First of all, we are duplicating a lot of code. Sumarizing, EogWrapList could be replaced by an extended GtkIconView (that I'd call EogThumbView) and EogImageList by a GtkListStore.
Some of the advantages I see:
Simplify the EOG code. Less code, less bugs inside EOG, and we would increase the GTK+ user base
- Rely more on the mature GTK+ library.
- Decrease the dependence on the old GNOME Canvas.
I am cooking a patch that uses GtkIconView and GtkListStore to implement a EogThumbView widget and a EogListStore respectively, and removes the dependence in EogWrapList and EogImageList. I need a little of time to make it work because I am not too familiar with eog code as a whole. I would love to receive feedback and help from longtime eog developers and the eog community. Update: The patch has landed CVS and it is in the eog-ng branch. Please put your comments on the bug #336973 -- ClaudioSaavedra.
Would this allow the collection pane to be movable to the side? I have a widescreen laptop, so having it at the bottom eats up a lot of space. -- JamesAndrewartha
Rework on Eog Icons
The flip/rotate icons are still low-res and ugly. I'd be better if we could employ Tango Art Libre when it's usable. For now, we could just borrow the icons from Art Libre set and use it as static icons , when Art Libre is ready to adopt, we could switch over. Reference bug #313387
- A little touch up on Eog main logo is needed, I reckon we need an icon that is more gnome-ish, something that reflects the 'eyes' and GNOME. Icon sizes will be in: 16x16, 22x22, 24x24, 32x32, 48x48 and Scalable. I might ask Jimmac or Lapo if they could design for us one.

--------------------------------------------------

▶ TO DO:
(1) Rewrite the stretch of the EOG development notes from "Some of the" through "mature GTK+ library.", putting "stable" in place of "mature".
(2) According to the EOG development notes, which branch holds the patch that landed in CVS?
(3) Write what comes next in the EOG development notes, picking up after their last sentence.

--------------------------------------------------

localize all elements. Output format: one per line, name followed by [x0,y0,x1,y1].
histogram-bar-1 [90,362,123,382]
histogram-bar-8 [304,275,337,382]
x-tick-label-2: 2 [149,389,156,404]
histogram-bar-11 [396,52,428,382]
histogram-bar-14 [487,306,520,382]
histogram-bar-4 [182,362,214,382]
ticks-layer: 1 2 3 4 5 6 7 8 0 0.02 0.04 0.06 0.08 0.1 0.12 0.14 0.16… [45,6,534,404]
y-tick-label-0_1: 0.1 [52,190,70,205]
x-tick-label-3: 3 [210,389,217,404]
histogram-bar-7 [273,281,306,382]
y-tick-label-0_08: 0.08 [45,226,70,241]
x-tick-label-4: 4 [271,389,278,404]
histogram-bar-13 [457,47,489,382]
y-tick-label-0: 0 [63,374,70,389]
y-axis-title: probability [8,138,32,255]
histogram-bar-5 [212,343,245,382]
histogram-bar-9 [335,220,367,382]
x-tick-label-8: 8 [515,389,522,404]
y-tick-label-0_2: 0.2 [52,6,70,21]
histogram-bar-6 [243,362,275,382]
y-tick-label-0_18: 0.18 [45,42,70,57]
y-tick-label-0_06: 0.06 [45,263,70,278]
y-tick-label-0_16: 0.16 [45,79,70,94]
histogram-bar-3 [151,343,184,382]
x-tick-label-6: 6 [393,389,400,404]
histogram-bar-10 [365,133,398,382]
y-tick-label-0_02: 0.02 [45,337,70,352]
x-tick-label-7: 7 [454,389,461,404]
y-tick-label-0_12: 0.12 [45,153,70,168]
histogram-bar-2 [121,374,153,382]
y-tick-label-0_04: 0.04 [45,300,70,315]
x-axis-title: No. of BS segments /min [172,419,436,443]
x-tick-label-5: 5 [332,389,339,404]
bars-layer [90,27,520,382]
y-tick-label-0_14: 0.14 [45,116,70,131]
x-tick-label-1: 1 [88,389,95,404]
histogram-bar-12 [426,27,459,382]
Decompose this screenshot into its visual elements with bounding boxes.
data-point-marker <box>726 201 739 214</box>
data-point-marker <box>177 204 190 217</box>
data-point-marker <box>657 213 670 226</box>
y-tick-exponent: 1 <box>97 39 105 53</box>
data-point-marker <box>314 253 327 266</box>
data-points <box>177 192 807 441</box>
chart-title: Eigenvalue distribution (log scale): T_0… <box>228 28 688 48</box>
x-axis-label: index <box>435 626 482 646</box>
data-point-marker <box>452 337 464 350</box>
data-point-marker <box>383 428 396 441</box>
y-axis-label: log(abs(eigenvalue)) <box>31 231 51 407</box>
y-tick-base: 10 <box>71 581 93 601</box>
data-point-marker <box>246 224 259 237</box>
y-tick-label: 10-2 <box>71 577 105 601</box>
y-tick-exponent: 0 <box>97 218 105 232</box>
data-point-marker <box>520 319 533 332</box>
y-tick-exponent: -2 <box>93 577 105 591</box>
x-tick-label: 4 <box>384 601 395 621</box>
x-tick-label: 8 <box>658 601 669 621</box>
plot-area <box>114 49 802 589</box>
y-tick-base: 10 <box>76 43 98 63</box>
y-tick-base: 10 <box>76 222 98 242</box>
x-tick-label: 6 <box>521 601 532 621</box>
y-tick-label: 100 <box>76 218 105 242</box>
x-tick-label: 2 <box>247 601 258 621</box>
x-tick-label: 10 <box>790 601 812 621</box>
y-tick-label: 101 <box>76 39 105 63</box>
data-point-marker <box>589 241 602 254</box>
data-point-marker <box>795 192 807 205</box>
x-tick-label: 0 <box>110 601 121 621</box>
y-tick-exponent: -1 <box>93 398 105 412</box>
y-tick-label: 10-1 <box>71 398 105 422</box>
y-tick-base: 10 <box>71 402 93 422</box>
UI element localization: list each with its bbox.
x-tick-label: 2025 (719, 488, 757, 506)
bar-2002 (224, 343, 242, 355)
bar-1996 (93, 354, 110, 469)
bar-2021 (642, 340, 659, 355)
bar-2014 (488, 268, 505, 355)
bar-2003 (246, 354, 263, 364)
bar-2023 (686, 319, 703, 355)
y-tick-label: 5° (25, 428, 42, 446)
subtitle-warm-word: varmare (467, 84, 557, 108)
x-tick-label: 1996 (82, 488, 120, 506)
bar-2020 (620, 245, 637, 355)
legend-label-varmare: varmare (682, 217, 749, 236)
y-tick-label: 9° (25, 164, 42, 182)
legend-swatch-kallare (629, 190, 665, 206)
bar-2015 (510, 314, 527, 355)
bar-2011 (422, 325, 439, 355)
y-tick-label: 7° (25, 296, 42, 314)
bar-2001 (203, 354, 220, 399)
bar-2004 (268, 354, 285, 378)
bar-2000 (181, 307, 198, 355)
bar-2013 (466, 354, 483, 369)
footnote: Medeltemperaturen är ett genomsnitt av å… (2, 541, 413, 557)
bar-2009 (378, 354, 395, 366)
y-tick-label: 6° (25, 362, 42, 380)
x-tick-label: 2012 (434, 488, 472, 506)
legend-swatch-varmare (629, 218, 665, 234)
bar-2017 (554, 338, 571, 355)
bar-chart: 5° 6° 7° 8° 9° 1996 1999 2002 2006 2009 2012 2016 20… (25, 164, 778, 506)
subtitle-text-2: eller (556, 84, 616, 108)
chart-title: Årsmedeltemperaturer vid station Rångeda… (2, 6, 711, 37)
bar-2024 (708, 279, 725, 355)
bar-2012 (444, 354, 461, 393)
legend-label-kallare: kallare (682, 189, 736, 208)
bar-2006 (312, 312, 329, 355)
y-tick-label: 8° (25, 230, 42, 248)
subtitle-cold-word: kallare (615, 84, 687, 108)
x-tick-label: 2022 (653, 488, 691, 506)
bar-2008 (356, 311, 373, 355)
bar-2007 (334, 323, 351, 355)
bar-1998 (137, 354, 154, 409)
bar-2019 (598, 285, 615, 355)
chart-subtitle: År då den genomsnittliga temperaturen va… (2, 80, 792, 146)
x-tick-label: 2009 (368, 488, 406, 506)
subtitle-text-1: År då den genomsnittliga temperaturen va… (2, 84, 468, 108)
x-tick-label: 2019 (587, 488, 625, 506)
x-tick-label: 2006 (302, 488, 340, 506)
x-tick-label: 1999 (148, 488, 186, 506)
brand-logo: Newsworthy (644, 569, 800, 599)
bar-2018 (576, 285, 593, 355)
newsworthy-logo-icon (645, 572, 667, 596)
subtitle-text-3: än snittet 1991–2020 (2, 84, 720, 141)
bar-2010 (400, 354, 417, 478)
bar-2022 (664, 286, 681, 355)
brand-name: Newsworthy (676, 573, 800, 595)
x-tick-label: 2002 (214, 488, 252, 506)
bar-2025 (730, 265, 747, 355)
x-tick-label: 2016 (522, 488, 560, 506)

--------------------------------------------------

▶ SOLVED TASKS:
(1)
Some of the advantages I see:
Simplify the EOG code. Less code, less bugs inside EOG, and we would increase the GTK+ user base
- Rely more on the stable GTK+ library.

(2) The eog-ng branch.

(3)
Easier rotating
I would like to rotate images with easier way using R key for rotating right and L key for rotating left. (Or any user defined shortcut key). -- snek01
Ctrl+R is already available for right rotation. We could add shortcut for left rotation as well (Ctrl+L). -- LucasRocha
Is possible to use CTRL + ⇦(rotate left) and CTRL + ⇨(rotate right) -- LuigiMaselli
There is shortshut Ctrl+R for right rotation and Shift+Ctrl+R for left rotation now (Eye of GNOME 2.18.1). Do you mean that there is possible to have got more shortshuts for the same action? If it is possible so you can surely add there more simple rotation shortshut as I have written above. I will tell you why I want it: I have got mouse in my one hand and I write with other hand. (Another less important reason is that the same shortshuts are in IrfanView.) -- snek01
Ctrl+R does not work in full screen mode (F11). -- snek01
Fullscreen Ctrl+R should work in the current development version (2.19). -- FelixRiemann
Better use of screen real-estate
How about loosing the icon bar atop EOG? When you start EOG, first you will have the menu bar and then a lot of Icons in a bar. This bar with Icons really takes a lot of space. At work I use IE (yuck I know) but a very decent trick, they have when watching an image is storing the controls in a set place, hidden until the mouse hovers over it. In IE the magnify to 100% size is located right under, saving, printing is top left.
I think it would really be cool if EOG had the same features and as a result, you could show a larger picture in the same piece of pixels, because now you don't have to show the icon bar.Is there also a away of making the picture cover the whole window so you won't see the window border? -- RolandV
On the topic of screen real-estate: an opening an image of almost any size (or viewing it at Best Fit) there is invariably an empty space of approximately 125px to the left and right of the image. I would very much prefer if the border "minimized" around the image. I often find myself manually resizing the window pane along the horizontal access.
Permanent rotate and delete toolbar plugin
I have to say that I use your software mainly for browsing through digital pictures and I often have to do two simple things: permanently rotate images and delete pictures. As this is an image viewing application, it would be best perhaps if this is developed as a plugin which adds a toolbar with three buttons: rotate and save (left and right) and delete.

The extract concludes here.